THE PROBLEM:
Copy everything in the data below exactly except the pictures.

>> START RECORD LIST

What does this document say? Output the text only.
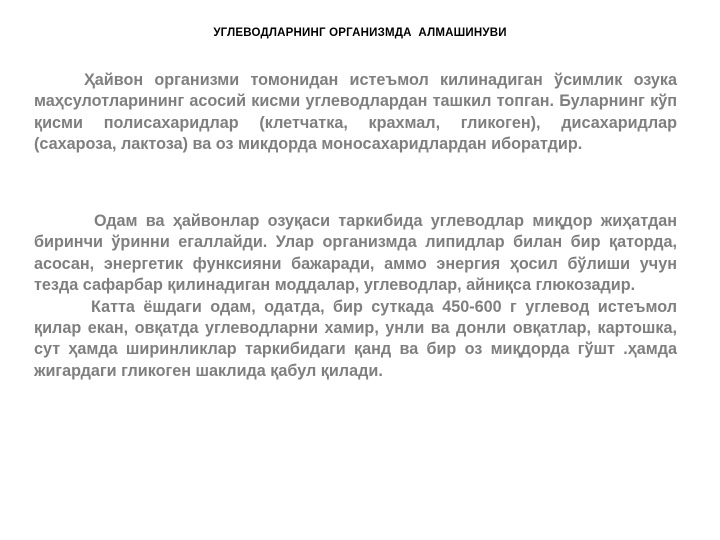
УГЛЕВОДЛАРНИНГ ОРГАНИЗМДА  АЛМАШИНУВИ

Ҳайвон организми томонидан истеъмол килинадиган ўсимлик озука маҳсулотларининг асосий кисми углеводлардан ташкил топган. Буларнинг кўп қисми полисахаридлар (клетчатка, крахмал, гликоген), дисахаридлар (сахароза, лактоза) ва оз микдорда моносахаридлардан иборатдир.

Одам ва ҳайвонлар озуқаси таркибида углеводлар миқдор жиҳатдан биринчи ўринни егаллайди. Улар организмда липидлар билан бир қаторда, асосан, энергетик функсияни бажаради, аммо энергия ҳосил бўлиши учун тезда сафарбар қилинадиган моддалар, углеводлар, айниқса глюкозадир.

Катта ёшдаги одам, одатда, бир суткада 450-600 г углевод истеъмол қилар екан, овқатда углеводларни хамир, унли ва донли овқатлар, картошка, сут ҳамда ширинликлар таркибидаги қанд ва бир оз миқдорда гўшт .ҳамда жигардаги гликоген шаклида қабул қилади.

>> END RECORD LIST

WORKED SOLUTION:
What does this document say? Output the text only.
УГЛЕВОДЛАРНИНГ ОРГАНИЗМДА  АЛМАШИНУВИ

Ҳайвон организми томонидан истеъмол килинадиган ўсимлик озука маҳсулотларининг асосий кисми углеводлардан ташкил топган. Буларнинг кўп қисми полисахаридлар (клетчатка, крахмал, гликоген), дисахаридлар (сахароза, лактоза) ва оз микдорда моносахаридлардан иборатдир.

Одам ва ҳайвонлар озуқаси таркибида углеводлар миқдор жиҳатдан биринчи ўринни егаллайди. Улар организмда липидлар билан бир қаторда, асосан, энергетик функсияни бажаради, аммо энергия ҳосил бўлиши учун тезда сафарбар қилинадиган моддалар, углеводлар, айниқса глюкозадир.

Катта ёшдаги одам, одатда, бир суткада 450-600 г углевод истеъмол қилар екан, овқатда углеводларни хамир, унли ва донли овқатлар, картошка, сут ҳамда ширинликлар таркибидаги қанд ва бир оз миқдорда гўшт .ҳамда жигардаги гликоген шаклида қабул қилади.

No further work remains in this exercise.